**Direction**
Reproduce the entries in full, with no changes.
──────── The data ────────
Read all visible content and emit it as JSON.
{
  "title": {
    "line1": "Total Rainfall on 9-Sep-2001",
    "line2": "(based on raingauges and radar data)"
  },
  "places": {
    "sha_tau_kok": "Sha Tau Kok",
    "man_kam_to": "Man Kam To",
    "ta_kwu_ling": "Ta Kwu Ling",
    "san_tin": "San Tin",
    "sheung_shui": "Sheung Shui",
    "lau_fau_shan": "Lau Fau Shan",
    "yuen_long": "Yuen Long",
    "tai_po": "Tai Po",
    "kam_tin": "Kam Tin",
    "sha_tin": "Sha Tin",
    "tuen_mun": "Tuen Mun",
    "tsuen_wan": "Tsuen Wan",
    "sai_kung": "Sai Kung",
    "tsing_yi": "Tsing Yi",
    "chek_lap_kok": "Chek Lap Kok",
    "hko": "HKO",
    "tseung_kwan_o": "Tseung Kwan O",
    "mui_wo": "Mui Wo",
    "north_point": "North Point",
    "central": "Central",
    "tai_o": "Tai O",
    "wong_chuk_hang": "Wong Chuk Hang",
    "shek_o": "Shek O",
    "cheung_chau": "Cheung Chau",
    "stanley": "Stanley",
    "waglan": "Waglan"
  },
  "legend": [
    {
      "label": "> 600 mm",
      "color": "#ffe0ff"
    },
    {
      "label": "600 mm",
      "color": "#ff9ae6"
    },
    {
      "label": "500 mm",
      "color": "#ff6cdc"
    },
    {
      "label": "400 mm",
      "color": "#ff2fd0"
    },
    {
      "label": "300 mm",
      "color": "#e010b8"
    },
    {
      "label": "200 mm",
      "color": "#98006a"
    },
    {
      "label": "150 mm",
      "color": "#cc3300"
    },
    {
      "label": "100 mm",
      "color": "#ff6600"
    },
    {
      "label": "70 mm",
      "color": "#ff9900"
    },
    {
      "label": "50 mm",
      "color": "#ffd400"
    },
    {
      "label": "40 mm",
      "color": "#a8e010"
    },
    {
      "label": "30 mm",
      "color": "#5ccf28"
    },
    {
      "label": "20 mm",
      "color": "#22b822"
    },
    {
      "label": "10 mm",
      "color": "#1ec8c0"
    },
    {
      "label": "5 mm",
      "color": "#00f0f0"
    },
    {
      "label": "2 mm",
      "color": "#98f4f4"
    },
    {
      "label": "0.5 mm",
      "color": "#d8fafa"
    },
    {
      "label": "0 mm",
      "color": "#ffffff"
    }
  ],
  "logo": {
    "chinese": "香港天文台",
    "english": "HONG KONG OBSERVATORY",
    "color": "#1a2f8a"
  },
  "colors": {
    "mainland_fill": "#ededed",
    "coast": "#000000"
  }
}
────────
**Task solution**
Read all visible content and emit it as JSON.
{
  "title": {
    "line1": "Total Rainfall on 9-Sep-2001",
    "line2": "(based on raingauges and radar data)"
  },
  "places": {
    "sha_tau_kok": "Sha Tau Kok",
    "man_kam_to": "Man Kam To",
    "ta_kwu_ling": "Ta Kwu Ling",
    "san_tin": "San Tin",
    "sheung_shui": "Sheung Shui",
    "lau_fau_shan": "Lau Fau Shan",
    "yuen_long": "Yuen Long",
    "tai_po": "Tai Po",
    "kam_tin": "Kam Tin",
    "sha_tin": "Sha Tin",
    "tuen_mun": "Tuen Mun",
    "tsuen_wan": "Tsuen Wan",
    "sai_kung": "Sai Kung",
    "tsing_yi": "Tsing Yi",
    "chek_lap_kok": "Chek Lap Kok",
    "hko": "HKO",
    "tseung_kwan_o": "Tseung Kwan O",
    "mui_wo": "Mui Wo",
    "north_point": "North Point",
    "central": "Central",
    "tai_o": "Tai O",
    "wong_chuk_hang": "Wong Chuk Hang",
    "shek_o": "Shek O",
    "cheung_chau": "Cheung Chau",
    "stanley": "Stanley",
    "waglan": "Waglan"
  },
  "legend": [
    {
      "label": "> 600 mm",
      "color": "#ffe0ff"
    },
    {
      "label": "600 mm",
      "color": "#ff9ae6"
    },
    {
      "label": "500 mm",
      "color": "#ff6cdc"
    },
    {
      "label": "400 mm",
      "color": "#ff2fd0"
    },
    {
      "label": "300 mm",
      "color": "#e010b8"
    },
    {
      "label": "200 mm",
      "color": "#98006a"
    },
    {
      "label": "150 mm",
      "color": "#cc3300"
    },
    {
      "label": "100 mm",
      "color": "#ff6600"
    },
    {
      "label": "70 mm",
      "color": "#ff9900"
    },
    {
      "label": "50 mm",
      "color": "#ffd400"
    },
    {
      "label": "40 mm",
      "color": "#a8e010"
    },
    {
      "label": "30 mm",
      "color": "#5ccf28"
    },
    {
      "label": "20 mm",
      "color": "#22b822"
    },
    {
      "label": "10 mm",
      "color": "#1ec8c0"
    },
    {
      "label": "5 mm",
      "color": "#00f0f0"
    },
    {
      "label": "2 mm",
      "color": "#98f4f4"
    },
    {
      "label": "0.5 mm",
      "color": "#d8fafa"
    },
    {
      "label": "0 mm",
      "color": "#ffffff"
    }
  ],
  "logo": {
    "chinese": "香港天文台",
    "english": "HONG KONG OBSERVATORY",
    "color": "#1a2f8a"
  },
  "colors": {
    "mainland_fill": "#ededed",
    "coast": "#000000"
  }
}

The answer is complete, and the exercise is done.